Dataset items:
▼▼▼
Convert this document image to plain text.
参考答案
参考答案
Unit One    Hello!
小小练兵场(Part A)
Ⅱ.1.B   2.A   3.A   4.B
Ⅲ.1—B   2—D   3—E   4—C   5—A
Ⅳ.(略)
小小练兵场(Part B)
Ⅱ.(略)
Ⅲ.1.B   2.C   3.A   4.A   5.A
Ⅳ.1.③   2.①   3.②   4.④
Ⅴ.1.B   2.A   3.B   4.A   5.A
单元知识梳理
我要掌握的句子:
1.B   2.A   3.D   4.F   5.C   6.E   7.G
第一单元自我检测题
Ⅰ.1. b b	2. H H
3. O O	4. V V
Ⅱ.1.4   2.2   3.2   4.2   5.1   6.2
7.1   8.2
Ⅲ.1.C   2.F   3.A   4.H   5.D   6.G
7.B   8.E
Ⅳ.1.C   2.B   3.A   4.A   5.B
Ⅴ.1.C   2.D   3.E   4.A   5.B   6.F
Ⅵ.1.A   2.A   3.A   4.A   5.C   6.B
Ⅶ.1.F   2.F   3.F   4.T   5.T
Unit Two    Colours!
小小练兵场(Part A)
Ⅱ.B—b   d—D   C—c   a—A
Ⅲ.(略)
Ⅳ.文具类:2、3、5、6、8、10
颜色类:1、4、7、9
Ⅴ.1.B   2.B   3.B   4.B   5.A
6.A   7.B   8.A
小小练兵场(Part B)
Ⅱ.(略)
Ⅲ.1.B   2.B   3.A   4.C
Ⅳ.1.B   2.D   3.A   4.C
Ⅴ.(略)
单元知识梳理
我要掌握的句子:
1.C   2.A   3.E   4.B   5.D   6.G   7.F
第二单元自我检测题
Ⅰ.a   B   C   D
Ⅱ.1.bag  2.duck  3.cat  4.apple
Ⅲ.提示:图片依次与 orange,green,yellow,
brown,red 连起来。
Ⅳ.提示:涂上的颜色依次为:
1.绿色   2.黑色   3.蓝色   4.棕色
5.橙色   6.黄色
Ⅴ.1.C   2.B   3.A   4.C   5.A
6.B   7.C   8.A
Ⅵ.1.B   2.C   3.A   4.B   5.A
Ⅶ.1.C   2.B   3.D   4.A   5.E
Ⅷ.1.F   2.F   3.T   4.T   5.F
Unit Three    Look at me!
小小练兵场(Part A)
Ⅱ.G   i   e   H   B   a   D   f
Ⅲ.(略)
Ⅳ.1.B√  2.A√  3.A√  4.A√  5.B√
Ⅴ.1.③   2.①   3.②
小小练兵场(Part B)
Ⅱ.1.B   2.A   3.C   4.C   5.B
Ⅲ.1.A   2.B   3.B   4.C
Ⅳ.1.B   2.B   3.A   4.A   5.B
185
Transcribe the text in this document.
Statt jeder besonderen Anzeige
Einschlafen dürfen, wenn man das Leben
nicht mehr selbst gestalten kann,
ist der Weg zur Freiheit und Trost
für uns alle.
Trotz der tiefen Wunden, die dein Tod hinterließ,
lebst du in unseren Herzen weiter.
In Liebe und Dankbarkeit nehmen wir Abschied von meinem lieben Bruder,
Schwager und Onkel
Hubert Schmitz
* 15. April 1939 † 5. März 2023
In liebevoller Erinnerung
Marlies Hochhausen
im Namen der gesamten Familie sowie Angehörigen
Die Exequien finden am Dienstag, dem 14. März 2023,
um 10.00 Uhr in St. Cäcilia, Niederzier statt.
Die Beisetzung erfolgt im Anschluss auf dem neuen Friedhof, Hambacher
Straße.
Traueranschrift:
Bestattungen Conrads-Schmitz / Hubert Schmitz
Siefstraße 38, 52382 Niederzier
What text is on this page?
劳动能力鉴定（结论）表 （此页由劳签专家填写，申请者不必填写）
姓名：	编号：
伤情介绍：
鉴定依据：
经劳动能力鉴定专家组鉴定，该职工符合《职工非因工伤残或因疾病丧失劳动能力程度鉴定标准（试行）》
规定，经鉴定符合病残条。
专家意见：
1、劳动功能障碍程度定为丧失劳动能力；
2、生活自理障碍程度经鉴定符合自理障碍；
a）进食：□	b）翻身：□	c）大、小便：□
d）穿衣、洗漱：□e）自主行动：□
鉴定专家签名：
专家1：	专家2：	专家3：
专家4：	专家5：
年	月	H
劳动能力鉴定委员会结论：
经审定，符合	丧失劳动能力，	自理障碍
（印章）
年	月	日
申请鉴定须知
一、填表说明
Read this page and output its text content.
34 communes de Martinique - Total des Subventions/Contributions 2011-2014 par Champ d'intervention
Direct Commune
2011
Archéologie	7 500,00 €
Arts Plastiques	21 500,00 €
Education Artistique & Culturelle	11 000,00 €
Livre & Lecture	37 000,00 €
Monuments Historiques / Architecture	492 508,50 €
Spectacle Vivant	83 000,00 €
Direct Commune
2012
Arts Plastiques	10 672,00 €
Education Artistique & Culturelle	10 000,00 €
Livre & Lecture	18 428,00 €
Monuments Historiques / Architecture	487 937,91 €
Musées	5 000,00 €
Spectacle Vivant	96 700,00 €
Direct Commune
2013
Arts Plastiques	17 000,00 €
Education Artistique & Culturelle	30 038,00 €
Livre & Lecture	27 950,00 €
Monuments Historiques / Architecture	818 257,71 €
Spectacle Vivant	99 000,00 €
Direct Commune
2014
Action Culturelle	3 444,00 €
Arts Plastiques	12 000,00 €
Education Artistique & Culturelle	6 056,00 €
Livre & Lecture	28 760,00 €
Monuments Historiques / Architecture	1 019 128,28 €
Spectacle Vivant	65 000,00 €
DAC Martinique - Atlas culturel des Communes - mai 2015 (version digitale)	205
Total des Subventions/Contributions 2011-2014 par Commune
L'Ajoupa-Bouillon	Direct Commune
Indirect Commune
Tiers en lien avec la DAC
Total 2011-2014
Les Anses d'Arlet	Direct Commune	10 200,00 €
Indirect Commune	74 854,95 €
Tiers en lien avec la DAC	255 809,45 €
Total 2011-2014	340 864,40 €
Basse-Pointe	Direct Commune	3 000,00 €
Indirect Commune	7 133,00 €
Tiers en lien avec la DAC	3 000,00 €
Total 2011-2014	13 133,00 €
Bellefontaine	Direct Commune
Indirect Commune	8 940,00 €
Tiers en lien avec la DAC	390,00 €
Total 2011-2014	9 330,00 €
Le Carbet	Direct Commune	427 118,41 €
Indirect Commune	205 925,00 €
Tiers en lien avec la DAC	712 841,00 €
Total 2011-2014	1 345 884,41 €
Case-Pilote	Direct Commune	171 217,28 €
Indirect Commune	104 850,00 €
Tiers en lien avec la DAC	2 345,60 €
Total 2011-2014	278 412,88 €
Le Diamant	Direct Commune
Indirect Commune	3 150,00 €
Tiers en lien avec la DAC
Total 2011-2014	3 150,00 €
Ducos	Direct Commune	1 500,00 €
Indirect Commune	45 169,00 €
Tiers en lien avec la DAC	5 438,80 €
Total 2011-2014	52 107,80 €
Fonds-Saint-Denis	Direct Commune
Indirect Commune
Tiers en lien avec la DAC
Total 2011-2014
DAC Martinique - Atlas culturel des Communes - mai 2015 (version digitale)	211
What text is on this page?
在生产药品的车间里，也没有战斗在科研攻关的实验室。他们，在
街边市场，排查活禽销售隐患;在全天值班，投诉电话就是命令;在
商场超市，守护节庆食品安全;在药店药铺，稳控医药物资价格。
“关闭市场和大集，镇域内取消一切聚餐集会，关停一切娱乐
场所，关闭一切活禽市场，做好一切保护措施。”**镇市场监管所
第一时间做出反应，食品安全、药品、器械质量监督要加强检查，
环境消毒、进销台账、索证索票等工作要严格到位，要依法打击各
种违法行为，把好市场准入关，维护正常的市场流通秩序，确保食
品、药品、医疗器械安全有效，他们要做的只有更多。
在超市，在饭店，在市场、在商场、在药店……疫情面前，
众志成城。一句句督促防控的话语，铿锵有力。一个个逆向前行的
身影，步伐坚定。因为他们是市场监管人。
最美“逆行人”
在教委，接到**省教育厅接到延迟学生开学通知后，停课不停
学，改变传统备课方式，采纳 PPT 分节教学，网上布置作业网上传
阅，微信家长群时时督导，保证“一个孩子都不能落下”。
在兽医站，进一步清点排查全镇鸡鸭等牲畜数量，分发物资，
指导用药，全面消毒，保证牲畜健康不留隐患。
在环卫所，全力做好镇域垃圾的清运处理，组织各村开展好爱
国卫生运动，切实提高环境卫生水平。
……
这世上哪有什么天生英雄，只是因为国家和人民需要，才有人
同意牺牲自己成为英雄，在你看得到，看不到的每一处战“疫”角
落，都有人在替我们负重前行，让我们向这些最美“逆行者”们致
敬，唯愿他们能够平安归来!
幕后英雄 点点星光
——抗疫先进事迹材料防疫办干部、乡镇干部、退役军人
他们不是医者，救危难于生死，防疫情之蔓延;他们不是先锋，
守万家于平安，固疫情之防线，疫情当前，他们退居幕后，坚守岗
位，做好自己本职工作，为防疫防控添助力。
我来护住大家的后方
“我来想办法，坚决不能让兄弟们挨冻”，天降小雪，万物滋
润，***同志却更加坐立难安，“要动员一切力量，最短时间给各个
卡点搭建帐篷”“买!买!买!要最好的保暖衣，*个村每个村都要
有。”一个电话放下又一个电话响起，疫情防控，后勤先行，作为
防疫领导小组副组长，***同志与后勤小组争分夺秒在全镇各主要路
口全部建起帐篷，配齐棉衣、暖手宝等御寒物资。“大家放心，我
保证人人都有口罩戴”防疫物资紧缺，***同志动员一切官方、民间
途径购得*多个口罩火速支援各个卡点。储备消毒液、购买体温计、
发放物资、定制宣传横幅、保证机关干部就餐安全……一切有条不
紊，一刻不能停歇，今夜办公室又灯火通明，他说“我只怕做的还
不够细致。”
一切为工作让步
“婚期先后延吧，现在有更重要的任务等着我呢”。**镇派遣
▲▲▲
EXERCISE PROMPT: Report the number of lines in the listing where the string "Schmitz" appears, and nothing besides.

ANSWER: 2